### GOAL
Restate all the material verbatim, except for the pictures.

[Source data]
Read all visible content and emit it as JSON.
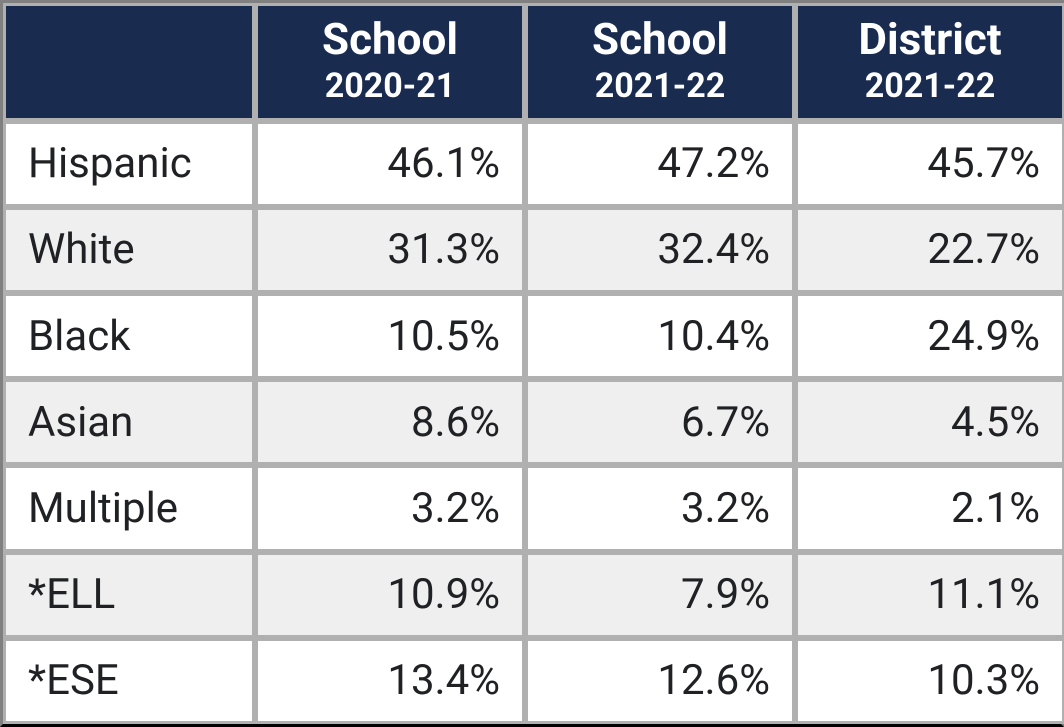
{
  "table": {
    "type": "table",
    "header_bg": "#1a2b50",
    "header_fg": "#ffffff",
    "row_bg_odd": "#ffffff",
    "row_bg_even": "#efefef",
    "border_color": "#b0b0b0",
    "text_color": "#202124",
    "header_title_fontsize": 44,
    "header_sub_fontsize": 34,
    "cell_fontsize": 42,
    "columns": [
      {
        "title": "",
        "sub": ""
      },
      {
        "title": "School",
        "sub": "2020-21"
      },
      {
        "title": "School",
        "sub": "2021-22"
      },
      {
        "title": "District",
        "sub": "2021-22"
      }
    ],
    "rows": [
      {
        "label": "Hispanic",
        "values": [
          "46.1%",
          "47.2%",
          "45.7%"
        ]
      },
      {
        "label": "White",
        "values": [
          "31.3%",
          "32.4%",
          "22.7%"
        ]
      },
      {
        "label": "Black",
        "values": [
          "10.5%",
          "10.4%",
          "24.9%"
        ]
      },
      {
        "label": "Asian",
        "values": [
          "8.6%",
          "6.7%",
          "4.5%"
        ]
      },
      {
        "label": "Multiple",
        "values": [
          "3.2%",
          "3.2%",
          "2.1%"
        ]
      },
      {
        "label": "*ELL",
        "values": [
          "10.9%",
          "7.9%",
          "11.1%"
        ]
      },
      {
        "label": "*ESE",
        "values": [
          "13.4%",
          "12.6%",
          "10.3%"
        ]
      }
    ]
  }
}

### WRITTEN RESPONSE
Read all visible content and emit it as JSON.
{
  "table": {
    "type": "table",
    "header_bg": "#1a2b50",
    "header_fg": "#ffffff",
    "row_bg_odd": "#ffffff",
    "row_bg_even": "#efefef",
    "border_color": "#b0b0b0",
    "text_color": "#202124",
    "header_title_fontsize": 44,
    "header_sub_fontsize": 34,
    "cell_fontsize": 42,
    "columns": [
      {
        "title": "",
        "sub": ""
      },
      {
        "title": "School",
        "sub": "2020-21"
      },
      {
        "title": "School",
        "sub": "2021-22"
      },
      {
        "title": "District",
        "sub": "2021-22"
      }
    ],
    "rows": [
      {
        "label": "Hispanic",
        "values": [
          "46.1%",
          "47.2%",
          "45.7%"
        ]
      },
      {
        "label": "White",
        "values": [
          "31.3%",
          "32.4%",
          "22.7%"
        ]
      },
      {
        "label": "Black",
        "values": [
          "10.5%",
          "10.4%",
          "24.9%"
        ]
      },
      {
        "label": "Asian",
        "values": [
          "8.6%",
          "6.7%",
          "4.5%"
        ]
      },
      {
        "label": "Multiple",
        "values": [
          "3.2%",
          "3.2%",
          "2.1%"
        ]
      },
      {
        "label": "*ELL",
        "values": [
          "10.9%",
          "7.9%",
          "11.1%"
        ]
      },
      {
        "label": "*ESE",
        "values": [
          "13.4%",
          "12.6%",
          "10.3%"
        ]
      }
    ]
  }
}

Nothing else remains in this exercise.